Records

>>

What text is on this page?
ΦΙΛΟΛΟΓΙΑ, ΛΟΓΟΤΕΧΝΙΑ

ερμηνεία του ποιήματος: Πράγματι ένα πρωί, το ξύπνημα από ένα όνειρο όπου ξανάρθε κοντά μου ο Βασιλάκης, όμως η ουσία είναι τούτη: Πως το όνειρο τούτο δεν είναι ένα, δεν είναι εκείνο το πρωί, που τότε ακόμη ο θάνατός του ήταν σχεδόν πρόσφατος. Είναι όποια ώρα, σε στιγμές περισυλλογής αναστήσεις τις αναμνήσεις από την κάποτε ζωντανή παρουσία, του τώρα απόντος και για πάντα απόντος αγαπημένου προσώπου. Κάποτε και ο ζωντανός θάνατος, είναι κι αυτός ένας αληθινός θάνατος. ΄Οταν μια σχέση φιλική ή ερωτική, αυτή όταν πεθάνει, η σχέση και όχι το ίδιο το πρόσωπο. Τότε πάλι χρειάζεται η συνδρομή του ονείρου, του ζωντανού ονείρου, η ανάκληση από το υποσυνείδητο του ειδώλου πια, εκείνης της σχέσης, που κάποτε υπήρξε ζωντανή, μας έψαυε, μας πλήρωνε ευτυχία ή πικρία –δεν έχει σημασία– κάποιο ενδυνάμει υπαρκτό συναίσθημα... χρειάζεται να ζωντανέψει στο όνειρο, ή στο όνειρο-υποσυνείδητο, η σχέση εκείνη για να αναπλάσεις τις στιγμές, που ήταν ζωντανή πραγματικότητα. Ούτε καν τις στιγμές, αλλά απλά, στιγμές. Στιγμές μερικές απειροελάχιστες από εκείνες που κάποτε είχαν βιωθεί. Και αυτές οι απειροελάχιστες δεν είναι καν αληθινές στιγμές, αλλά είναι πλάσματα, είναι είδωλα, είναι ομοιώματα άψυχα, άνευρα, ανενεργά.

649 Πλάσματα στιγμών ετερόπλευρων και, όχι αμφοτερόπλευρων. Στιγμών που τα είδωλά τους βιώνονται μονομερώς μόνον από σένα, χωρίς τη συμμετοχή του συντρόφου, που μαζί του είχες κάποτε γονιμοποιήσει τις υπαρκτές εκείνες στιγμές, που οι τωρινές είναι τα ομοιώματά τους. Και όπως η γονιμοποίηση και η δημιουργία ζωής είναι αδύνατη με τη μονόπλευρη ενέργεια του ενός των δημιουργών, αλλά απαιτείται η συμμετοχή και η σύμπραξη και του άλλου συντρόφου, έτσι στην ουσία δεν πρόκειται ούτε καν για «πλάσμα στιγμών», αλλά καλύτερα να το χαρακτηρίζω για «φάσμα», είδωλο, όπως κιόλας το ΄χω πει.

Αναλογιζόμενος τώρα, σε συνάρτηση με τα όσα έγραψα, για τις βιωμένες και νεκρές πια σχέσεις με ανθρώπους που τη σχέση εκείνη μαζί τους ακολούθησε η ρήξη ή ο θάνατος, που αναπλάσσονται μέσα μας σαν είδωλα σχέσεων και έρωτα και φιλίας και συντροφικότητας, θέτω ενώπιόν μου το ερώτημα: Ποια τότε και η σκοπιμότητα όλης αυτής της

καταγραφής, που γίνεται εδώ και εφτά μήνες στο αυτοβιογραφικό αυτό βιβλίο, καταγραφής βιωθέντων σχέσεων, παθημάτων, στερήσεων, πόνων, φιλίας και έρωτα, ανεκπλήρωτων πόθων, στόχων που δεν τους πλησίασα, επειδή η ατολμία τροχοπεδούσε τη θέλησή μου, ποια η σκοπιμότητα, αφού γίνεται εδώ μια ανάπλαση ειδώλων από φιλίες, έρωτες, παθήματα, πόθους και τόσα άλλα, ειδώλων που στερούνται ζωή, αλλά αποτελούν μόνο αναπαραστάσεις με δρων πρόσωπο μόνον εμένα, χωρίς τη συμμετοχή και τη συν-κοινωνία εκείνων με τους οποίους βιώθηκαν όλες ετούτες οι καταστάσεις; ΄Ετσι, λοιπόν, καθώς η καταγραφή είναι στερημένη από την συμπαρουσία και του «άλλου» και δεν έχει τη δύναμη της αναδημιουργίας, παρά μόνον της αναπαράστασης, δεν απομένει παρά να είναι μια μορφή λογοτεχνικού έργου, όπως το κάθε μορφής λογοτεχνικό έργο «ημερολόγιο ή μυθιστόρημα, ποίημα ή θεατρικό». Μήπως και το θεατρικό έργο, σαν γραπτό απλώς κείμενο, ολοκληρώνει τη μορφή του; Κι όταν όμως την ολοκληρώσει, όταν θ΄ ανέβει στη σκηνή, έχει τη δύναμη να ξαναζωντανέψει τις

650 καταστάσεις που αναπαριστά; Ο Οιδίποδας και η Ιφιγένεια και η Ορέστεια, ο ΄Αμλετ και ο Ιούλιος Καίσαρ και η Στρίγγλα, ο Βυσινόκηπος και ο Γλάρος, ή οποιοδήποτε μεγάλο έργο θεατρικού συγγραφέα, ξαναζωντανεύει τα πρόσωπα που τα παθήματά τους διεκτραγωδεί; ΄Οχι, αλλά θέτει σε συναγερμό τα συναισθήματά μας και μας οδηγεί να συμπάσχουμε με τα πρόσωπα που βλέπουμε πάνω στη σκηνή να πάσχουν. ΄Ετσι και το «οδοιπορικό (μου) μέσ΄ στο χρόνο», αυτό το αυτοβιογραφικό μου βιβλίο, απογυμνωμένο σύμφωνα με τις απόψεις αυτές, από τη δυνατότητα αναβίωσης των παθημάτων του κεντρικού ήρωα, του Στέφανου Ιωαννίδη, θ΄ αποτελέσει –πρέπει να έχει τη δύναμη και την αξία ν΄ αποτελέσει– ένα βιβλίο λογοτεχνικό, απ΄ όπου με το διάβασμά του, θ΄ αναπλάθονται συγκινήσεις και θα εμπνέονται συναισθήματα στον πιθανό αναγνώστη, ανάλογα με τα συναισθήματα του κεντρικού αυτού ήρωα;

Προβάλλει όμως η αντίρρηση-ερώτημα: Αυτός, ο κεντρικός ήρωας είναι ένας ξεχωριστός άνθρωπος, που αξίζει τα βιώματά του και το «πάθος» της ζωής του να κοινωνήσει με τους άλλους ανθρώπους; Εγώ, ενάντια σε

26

<<
>>

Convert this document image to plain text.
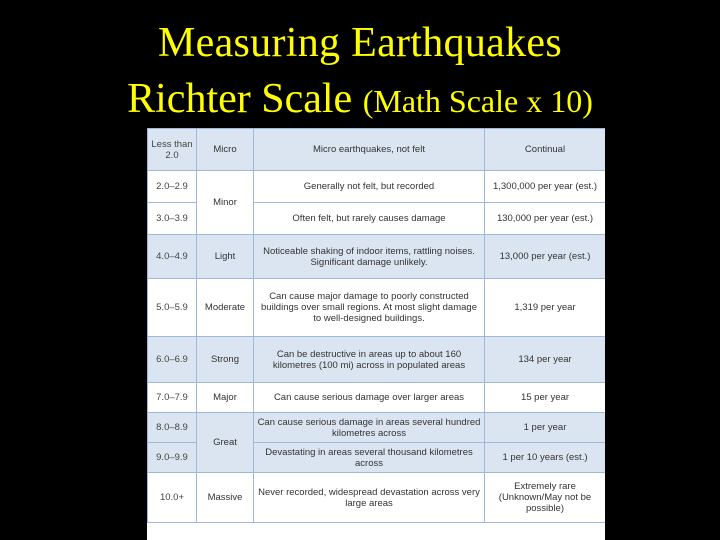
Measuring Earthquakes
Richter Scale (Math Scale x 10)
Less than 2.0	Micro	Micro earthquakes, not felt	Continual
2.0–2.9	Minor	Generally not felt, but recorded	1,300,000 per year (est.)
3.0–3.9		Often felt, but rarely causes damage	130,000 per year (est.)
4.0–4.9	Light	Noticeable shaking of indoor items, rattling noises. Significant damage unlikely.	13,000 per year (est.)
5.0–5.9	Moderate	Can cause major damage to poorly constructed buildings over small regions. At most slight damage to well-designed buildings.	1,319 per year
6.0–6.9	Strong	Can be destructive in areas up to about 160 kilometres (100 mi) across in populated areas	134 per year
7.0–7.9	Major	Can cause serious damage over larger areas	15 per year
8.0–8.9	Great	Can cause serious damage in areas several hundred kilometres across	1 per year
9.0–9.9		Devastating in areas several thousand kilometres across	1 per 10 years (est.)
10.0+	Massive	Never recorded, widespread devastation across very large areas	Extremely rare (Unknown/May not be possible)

<<
>>

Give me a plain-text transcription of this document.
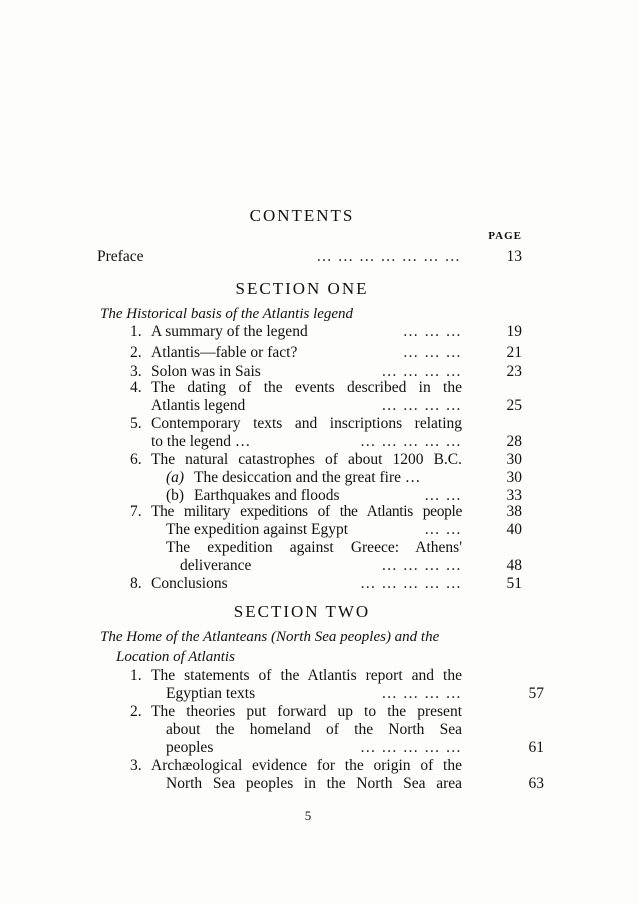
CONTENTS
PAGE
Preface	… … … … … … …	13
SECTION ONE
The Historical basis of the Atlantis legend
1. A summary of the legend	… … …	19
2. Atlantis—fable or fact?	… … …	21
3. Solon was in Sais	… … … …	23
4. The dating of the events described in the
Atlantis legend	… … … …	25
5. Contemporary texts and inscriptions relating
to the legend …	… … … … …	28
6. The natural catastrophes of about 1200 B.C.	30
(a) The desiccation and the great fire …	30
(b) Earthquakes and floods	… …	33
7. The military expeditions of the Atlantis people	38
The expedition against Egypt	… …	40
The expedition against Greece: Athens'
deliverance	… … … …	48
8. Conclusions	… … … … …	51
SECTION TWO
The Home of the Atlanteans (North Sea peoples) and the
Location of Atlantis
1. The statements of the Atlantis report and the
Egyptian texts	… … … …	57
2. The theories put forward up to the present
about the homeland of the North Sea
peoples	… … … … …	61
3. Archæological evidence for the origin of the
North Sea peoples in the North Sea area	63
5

<<

» **Task goal**: Identify and copy the lines holding the word "texts".

» **In response**:
5. Contemporary texts and inscriptions relating
Egyptian texts	… … … …	57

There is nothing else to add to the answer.